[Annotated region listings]
--------
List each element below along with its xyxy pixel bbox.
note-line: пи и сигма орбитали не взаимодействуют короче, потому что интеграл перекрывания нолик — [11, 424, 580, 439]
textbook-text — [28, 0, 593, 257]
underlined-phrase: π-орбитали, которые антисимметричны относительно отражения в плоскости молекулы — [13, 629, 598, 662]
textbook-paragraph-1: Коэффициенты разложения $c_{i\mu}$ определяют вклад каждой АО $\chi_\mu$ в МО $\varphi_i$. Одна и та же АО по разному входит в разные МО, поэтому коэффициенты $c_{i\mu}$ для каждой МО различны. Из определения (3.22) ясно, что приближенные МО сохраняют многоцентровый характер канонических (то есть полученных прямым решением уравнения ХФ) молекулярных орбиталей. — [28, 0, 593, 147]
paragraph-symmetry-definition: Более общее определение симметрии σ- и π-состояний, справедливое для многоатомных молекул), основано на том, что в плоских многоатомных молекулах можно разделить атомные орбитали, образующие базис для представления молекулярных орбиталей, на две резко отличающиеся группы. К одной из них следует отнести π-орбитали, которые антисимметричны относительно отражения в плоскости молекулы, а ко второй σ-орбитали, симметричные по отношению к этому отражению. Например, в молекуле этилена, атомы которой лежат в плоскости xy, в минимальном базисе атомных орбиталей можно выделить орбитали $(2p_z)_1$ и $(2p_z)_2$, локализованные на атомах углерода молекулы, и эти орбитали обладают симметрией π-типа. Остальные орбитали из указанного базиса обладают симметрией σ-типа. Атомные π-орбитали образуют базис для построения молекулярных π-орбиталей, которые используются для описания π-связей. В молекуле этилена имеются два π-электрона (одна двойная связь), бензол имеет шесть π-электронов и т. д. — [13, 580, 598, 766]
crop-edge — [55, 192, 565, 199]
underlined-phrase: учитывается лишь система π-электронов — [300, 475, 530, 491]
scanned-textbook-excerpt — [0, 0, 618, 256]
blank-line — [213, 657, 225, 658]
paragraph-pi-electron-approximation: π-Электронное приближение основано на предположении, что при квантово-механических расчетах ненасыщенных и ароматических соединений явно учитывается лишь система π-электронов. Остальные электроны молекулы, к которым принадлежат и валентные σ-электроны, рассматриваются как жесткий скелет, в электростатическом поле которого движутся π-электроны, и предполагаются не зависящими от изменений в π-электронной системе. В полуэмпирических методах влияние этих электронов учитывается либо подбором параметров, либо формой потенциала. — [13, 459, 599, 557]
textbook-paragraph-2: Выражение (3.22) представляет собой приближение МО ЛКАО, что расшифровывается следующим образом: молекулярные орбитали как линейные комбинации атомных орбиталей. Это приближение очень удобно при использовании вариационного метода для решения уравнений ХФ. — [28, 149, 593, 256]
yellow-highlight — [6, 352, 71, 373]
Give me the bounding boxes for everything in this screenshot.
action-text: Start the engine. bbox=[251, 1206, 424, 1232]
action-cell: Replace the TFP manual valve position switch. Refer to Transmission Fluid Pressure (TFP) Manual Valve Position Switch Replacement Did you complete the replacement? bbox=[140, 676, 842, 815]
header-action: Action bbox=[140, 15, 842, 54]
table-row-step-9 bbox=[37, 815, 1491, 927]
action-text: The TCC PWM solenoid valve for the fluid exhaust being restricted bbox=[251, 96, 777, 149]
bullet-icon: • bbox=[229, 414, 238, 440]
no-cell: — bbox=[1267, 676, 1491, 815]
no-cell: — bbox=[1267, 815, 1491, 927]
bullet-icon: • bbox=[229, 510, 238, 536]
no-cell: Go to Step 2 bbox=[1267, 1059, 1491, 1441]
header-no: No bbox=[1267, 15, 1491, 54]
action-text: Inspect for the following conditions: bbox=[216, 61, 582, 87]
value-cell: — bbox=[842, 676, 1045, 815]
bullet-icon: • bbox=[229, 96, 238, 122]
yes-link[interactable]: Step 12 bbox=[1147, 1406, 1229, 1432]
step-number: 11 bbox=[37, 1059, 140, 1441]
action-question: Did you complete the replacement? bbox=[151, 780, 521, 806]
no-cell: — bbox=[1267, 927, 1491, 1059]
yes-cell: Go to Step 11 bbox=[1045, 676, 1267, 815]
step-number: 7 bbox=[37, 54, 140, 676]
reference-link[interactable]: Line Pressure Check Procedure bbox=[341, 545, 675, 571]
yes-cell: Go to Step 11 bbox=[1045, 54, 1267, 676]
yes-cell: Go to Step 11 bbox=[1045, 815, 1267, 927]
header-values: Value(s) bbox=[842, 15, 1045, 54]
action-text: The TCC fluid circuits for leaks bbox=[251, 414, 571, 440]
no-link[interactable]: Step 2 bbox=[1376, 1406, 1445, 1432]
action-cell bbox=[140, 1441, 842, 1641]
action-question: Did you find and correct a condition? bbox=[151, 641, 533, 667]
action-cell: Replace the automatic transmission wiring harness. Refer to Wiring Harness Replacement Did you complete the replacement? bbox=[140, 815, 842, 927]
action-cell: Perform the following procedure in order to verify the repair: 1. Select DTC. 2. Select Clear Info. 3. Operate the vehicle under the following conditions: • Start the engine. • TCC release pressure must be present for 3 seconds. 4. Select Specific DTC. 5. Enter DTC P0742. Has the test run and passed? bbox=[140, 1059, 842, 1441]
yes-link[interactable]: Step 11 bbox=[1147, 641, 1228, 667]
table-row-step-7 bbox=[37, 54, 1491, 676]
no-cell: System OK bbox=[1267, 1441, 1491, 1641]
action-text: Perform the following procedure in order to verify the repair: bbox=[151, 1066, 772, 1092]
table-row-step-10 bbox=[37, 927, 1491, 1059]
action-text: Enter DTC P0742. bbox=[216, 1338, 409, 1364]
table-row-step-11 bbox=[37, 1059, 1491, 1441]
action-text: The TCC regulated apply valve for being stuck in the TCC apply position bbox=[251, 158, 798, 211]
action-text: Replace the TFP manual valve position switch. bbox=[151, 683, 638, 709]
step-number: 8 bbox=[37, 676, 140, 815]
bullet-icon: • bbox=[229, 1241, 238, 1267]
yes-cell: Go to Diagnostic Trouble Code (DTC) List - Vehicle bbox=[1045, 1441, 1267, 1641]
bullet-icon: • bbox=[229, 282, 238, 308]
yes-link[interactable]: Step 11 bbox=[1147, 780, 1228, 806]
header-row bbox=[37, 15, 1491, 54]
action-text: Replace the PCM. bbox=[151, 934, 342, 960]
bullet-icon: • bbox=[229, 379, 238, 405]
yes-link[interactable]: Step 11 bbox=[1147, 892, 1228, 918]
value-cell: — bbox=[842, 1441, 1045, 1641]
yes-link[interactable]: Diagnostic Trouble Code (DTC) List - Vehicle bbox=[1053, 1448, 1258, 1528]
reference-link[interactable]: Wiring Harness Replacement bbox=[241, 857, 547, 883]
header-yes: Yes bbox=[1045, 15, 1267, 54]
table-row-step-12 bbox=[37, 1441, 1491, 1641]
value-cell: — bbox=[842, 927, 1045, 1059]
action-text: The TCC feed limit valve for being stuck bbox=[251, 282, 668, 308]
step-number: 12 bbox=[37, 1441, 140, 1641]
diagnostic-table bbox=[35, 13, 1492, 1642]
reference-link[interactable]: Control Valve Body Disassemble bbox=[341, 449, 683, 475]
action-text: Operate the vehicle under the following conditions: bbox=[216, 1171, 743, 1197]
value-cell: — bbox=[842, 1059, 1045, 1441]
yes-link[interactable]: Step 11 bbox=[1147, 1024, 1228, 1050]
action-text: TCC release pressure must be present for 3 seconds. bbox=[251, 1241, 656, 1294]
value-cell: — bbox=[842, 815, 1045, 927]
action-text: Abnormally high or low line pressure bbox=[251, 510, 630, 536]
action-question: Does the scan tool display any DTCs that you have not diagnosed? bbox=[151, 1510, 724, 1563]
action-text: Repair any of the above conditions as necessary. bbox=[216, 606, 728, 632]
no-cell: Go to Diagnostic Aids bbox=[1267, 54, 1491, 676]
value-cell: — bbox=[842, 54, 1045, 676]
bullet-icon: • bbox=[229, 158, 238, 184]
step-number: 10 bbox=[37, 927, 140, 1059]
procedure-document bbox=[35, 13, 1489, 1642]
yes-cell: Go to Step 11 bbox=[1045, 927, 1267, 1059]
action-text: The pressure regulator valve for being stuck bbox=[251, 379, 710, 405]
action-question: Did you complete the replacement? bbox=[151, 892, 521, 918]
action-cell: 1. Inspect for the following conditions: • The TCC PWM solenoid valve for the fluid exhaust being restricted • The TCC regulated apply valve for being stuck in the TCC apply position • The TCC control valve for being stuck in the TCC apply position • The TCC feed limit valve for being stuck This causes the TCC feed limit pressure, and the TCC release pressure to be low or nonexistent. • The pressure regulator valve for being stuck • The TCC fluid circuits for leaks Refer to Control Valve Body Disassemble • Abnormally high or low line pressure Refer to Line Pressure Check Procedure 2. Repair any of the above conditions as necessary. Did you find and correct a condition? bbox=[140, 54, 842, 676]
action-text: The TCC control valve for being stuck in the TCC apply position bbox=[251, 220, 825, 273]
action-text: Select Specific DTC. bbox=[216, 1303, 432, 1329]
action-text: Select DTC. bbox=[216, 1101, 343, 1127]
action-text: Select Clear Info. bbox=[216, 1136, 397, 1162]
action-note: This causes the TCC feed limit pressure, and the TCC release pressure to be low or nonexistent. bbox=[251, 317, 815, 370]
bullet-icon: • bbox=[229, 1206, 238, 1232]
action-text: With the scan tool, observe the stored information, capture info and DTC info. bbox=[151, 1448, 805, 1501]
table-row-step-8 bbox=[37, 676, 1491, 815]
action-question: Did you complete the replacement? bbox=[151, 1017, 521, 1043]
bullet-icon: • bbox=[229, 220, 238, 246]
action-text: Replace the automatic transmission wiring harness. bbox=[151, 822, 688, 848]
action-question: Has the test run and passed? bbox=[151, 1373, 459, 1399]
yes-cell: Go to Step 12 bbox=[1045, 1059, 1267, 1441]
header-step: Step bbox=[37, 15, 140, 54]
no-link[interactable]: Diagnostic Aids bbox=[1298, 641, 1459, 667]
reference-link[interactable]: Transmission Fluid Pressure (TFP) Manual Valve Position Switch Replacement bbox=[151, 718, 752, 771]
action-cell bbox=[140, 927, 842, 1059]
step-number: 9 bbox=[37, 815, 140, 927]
--------
- **What is expected**
Copy the lines from the start of the records through the line containing "textbook-text — [28, 0, 593, 257]", with both ends included.

- **Output**
List each element below along with its xyxy pixel bbox.
note-line: пи и сигма орбитали не взаимодействуют короче, потому что интеграл перекрывания нолик — [11, 424, 580, 439]
textbook-text — [28, 0, 593, 257]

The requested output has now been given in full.